* _PROBLEM REQUIREMENTS_
In full and without alteration, give the listing again.

--- --- ---

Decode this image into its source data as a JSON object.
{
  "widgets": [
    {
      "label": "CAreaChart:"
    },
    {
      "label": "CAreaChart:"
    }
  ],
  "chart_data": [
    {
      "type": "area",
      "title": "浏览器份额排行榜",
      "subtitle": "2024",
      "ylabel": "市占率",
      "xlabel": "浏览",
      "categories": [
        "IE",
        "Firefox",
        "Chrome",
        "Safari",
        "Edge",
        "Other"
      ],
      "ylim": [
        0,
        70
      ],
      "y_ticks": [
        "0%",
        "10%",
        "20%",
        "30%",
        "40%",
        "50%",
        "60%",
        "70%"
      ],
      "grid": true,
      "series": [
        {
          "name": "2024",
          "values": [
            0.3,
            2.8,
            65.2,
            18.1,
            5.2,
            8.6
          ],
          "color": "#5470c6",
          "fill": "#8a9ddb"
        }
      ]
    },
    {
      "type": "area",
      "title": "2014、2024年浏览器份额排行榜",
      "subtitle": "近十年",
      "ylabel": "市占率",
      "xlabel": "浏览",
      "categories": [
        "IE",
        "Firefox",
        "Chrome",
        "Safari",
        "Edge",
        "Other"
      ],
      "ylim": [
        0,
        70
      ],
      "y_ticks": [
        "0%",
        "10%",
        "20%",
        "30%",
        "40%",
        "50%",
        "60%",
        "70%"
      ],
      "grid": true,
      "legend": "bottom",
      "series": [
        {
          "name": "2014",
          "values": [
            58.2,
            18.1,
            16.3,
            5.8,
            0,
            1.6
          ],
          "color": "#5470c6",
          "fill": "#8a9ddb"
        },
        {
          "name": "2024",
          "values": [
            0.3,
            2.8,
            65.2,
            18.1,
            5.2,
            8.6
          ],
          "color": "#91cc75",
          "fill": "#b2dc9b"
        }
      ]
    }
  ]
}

--- --- ---

* _TASK SOLUTION_
Decode this image into its source data as a JSON object.
{
  "widgets": [
    {
      "label": "CAreaChart:"
    },
    {
      "label": "CAreaChart:"
    }
  ],
  "chart_data": [
    {
      "type": "area",
      "title": "浏览器份额排行榜",
      "subtitle": "2024",
      "ylabel": "市占率",
      "xlabel": "浏览",
      "categories": [
        "IE",
        "Firefox",
        "Chrome",
        "Safari",
        "Edge",
        "Other"
      ],
      "ylim": [
        0,
        70
      ],
      "y_ticks": [
        "0%",
        "10%",
        "20%",
        "30%",
        "40%",
        "50%",
        "60%",
        "70%"
      ],
      "grid": true,
      "series": [
        {
          "name": "2024",
          "values": [
            0.3,
            2.8,
            65.2,
            18.1,
            5.2,
            8.6
          ],
          "color": "#5470c6",
          "fill": "#8a9ddb"
        }
      ]
    },
    {
      "type": "area",
      "title": "2014、2024年浏览器份额排行榜",
      "subtitle": "近十年",
      "ylabel": "市占率",
      "xlabel": "浏览",
      "categories": [
        "IE",
        "Firefox",
        "Chrome",
        "Safari",
        "Edge",
        "Other"
      ],
      "ylim": [
        0,
        70
      ],
      "y_ticks": [
        "0%",
        "10%",
        "20%",
        "30%",
        "40%",
        "50%",
        "60%",
        "70%"
      ],
      "grid": true,
      "legend": "bottom",
      "series": [
        {
          "name": "2014",
          "values": [
            58.2,
            18.1,
            16.3,
            5.8,
            0,
            1.6
          ],
          "color": "#5470c6",
          "fill": "#8a9ddb"
        },
        {
          "name": "2024",
          "values": [
            0.3,
            2.8,
            65.2,
            18.1,
            5.2,
            8.6
          ],
          "color": "#91cc75",
          "fill": "#b2dc9b"
        }
      ]
    }
  ]
}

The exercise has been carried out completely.